» Instructions for the task
Transcribe every line exactly and omit anything that is a picture.

Dataset entries:
- - - -
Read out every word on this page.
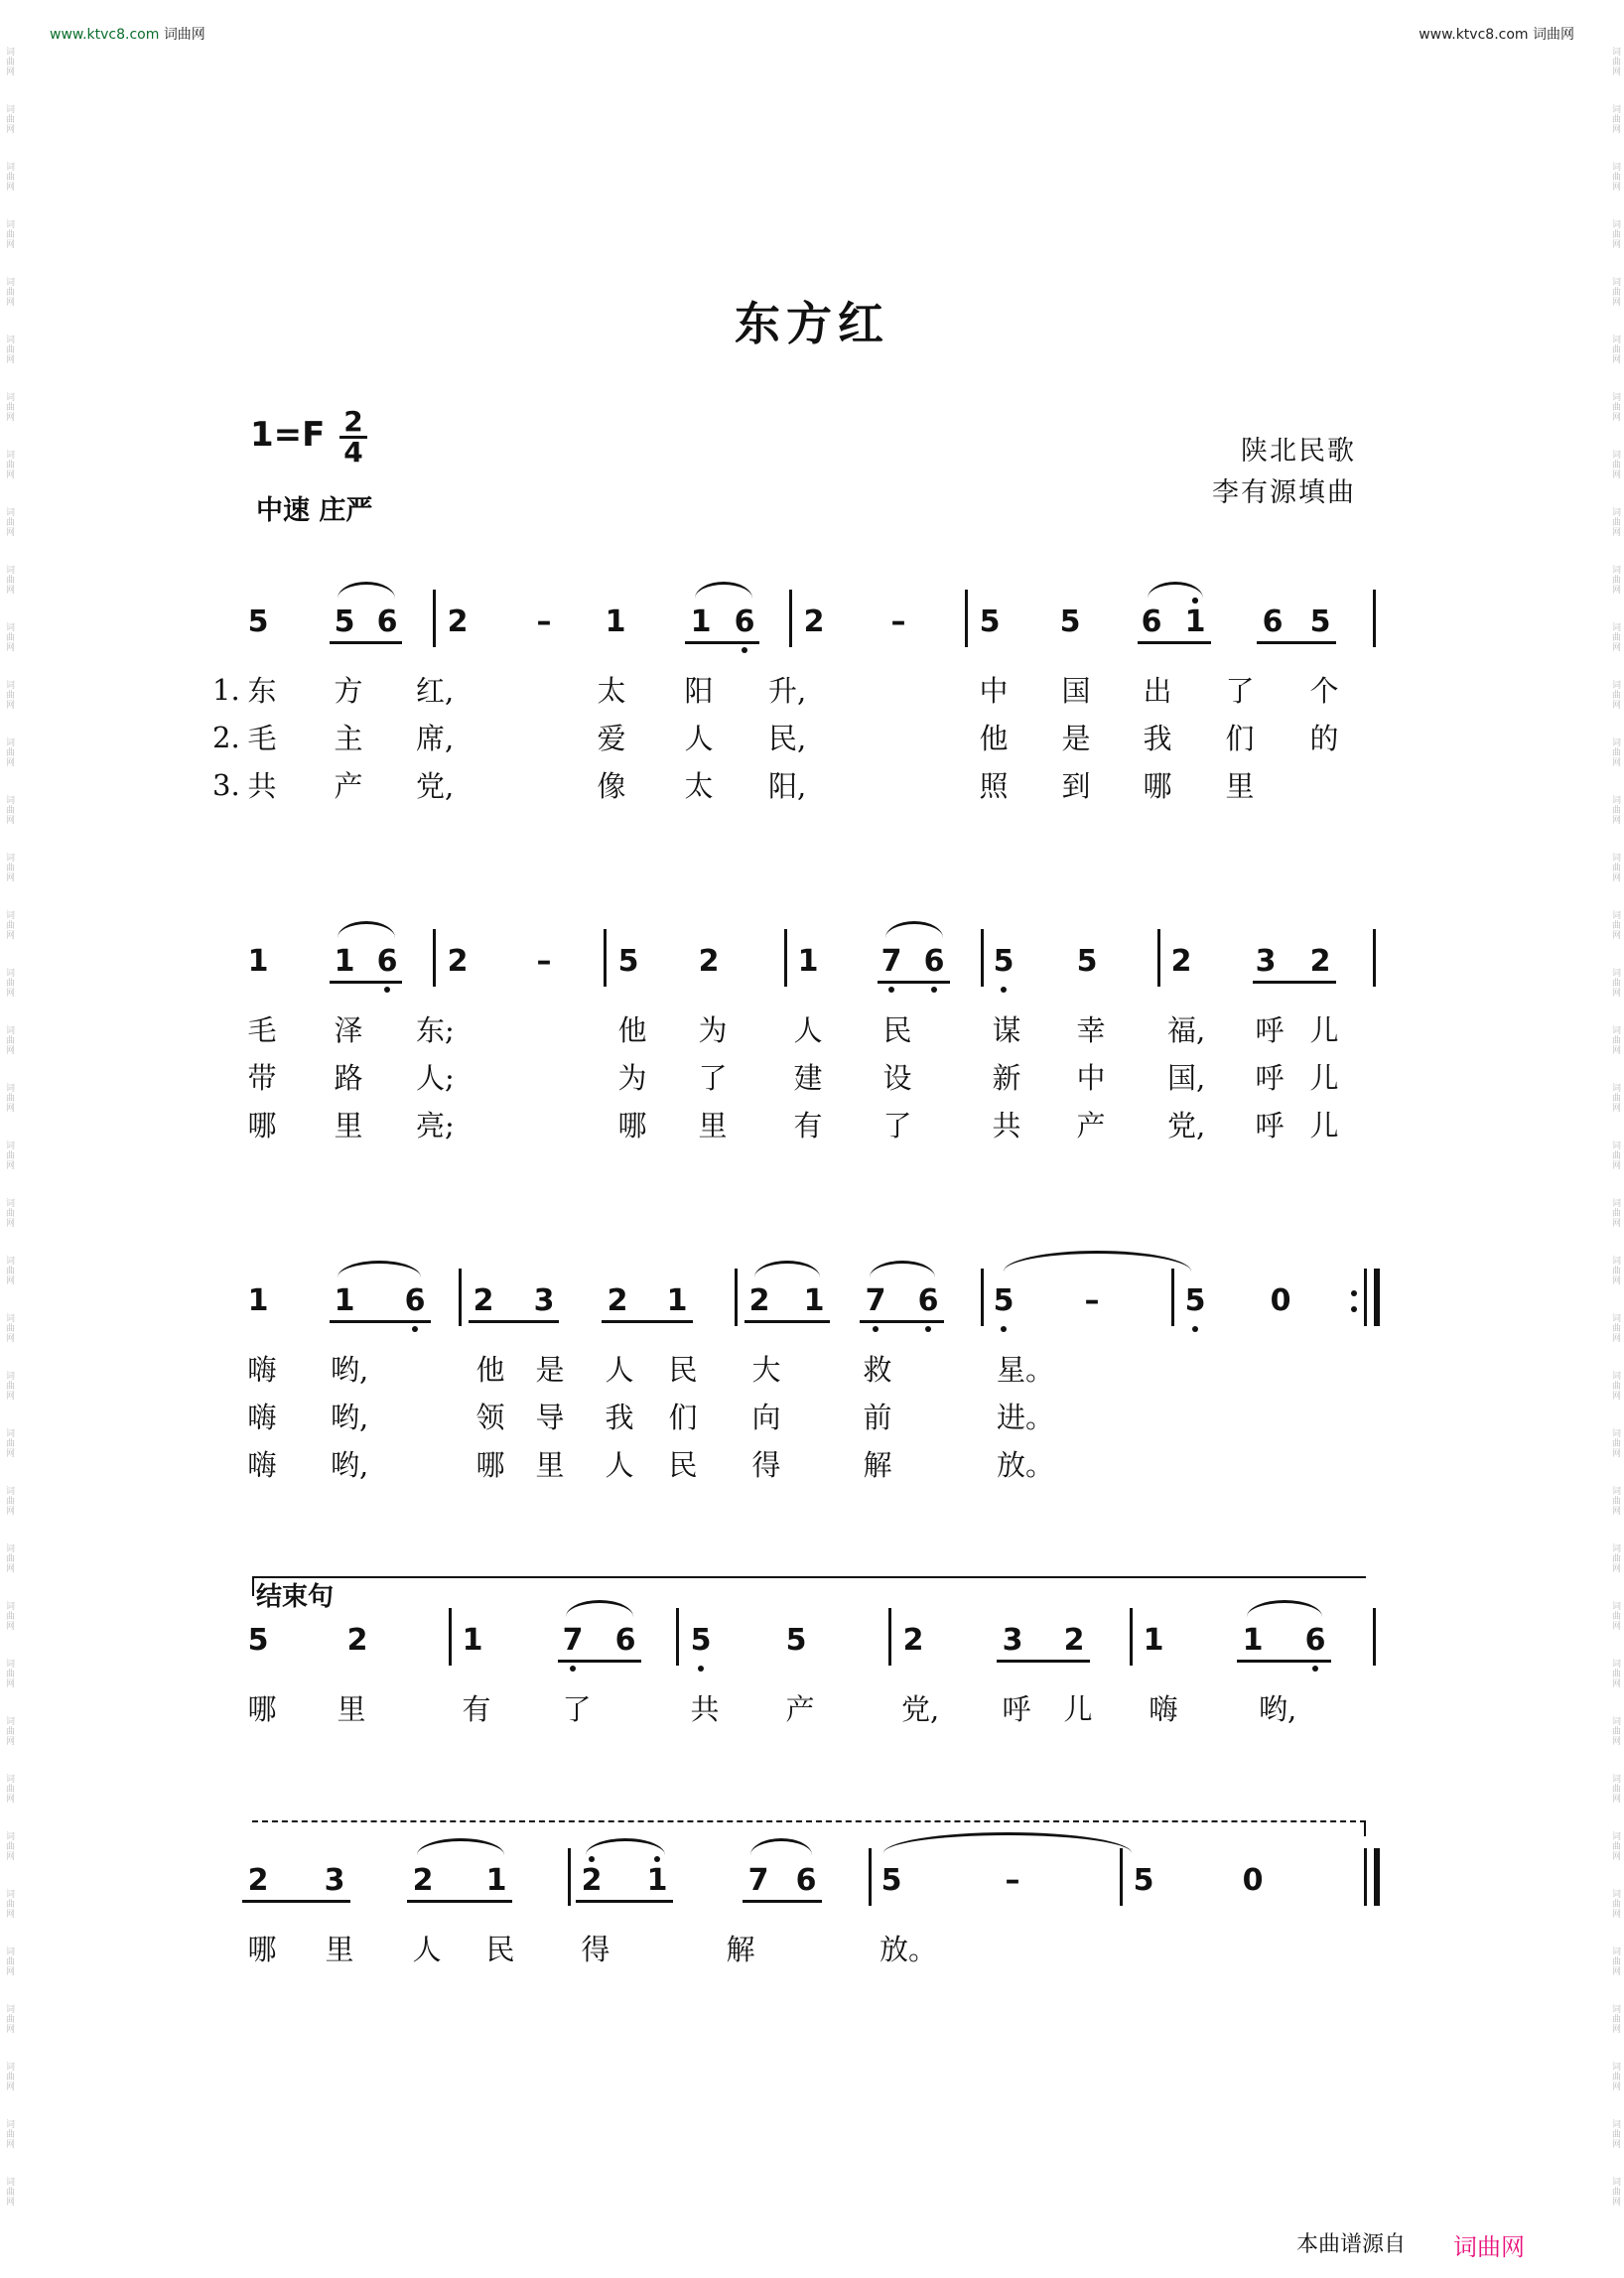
www.ktvc8.com 词曲网	www.ktvc8.com 词曲网
词曲网
词曲网
词曲网
词曲网
词曲网
词曲网
词曲网
词曲网
词曲网
词曲网
词曲网
词曲网
词曲网
词曲网
词曲网
词曲网
词曲网
词曲网
词曲网
词曲网
词曲网
词曲网
词曲网
词曲网
词曲网
词曲网
词曲网
词曲网
词曲网
词曲网
词曲网
词曲网
词曲网
词曲网
词曲网
词曲网
词曲网
词曲网
词曲网
词曲网
词曲网
词曲网
词曲网
词曲网
词曲网
词曲网
词曲网
词曲网
词曲网
词曲网
词曲网
词曲网
词曲网
词曲网
词曲网
词曲网
词曲网
词曲网
词曲网
词曲网
词曲网
词曲网
词曲网
词曲网
词曲网
词曲网
词曲网
词曲网
词曲网
词曲网
词曲网
词曲网
词曲网
词曲网
词曲网
词曲网
东方红
1=F 2
4
中速 庄严
陕北民歌
李有源填曲
5 5 6 2 – 1 1 6 2 – 5 5 6 1 6 5
1. 东 方 红,	太 阳 升,	中 国 出 了 个
2. 毛 主 席,	爱 人 民,	他 是 我 们 的
3. 共 产 党,	像 太 阳,	照 到 哪 里
1 1 6 2 – 5 2	1 7 6 5 5 2 3 2
毛 泽 东;	他 为 人 民	谋 幸 福, 呼 儿
带 路 人;	为 了 建 设	新 中 国, 呼 儿
哪 里 亮;	哪 里 有 了	共 产 党, 呼 儿
1 1 6 2 3 2 1 2 1 7 6 5 –	5 0
嗨 哟,	他 是 人 民 大	救	星。
嗨 哟,	领 导 我 们 向	前	进。
嗨 哟,	哪 里 人 民 得	解	放。
结束句
5	2	1	7 6 5	5	2	3 2 1	1 6
哪 里	有 了	共 产	党, 呼 儿 嗨	哟,
2 3 2 1	2 1	7 6 5	–	5	0
哪 里 人 民 得	解	放。
本曲谱源自 词曲网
- - - -
» Output below
Read out every word on this page.
www.ktvc8.com 词曲网	www.ktvc8.com 词曲网
词曲网
词曲网
词曲网
词曲网
词曲网
词曲网
词曲网
词曲网
词曲网
词曲网
词曲网
词曲网
词曲网
词曲网
词曲网
词曲网
词曲网
词曲网
词曲网
词曲网
词曲网
词曲网
词曲网
词曲网
词曲网
词曲网
词曲网
词曲网
词曲网
词曲网
词曲网
词曲网
词曲网
词曲网
词曲网
词曲网
词曲网
词曲网
词曲网
词曲网
词曲网
词曲网
词曲网
词曲网
词曲网
词曲网
词曲网
词曲网
词曲网
词曲网
词曲网
词曲网
词曲网
词曲网
词曲网
词曲网
词曲网
词曲网
词曲网
词曲网
词曲网
词曲网
词曲网
词曲网
词曲网
词曲网
词曲网
词曲网
词曲网
词曲网
词曲网
词曲网
词曲网
词曲网
词曲网
词曲网
东方红
1=F 2
4
中速 庄严
陕北民歌
李有源填曲
5 5 6 2 – 1 1 6 2 – 5 5 6 1 6 5
1. 东 方 红,	太 阳 升,	中 国 出 了 个
2. 毛 主 席,	爱 人 民,	他 是 我 们 的
3. 共 产 党,	像 太 阳,	照 到 哪 里
1 1 6 2 – 5 2	1 7 6 5 5 2 3 2
毛 泽 东;	他 为 人 民	谋 幸 福, 呼 儿
带 路 人;	为 了 建 设	新 中 国, 呼 儿
哪 里 亮;	哪 里 有 了	共 产 党, 呼 儿
1 1 6 2 3 2 1 2 1 7 6 5 –	5 0
嗨 哟,	他 是 人 民 大	救	星。
嗨 哟,	领 导 我 们 向	前	进。
嗨 哟,	哪 里 人 民 得	解	放。
结束句
5	2	1	7 6 5	5	2	3 2 1	1 6
哪 里	有 了	共 产	党, 呼 儿 嗨	哟,
2 3 2 1	2 1	7 6 5	–	5	0
哪 里 人 民 得	解	放。
本曲谱源自 词曲网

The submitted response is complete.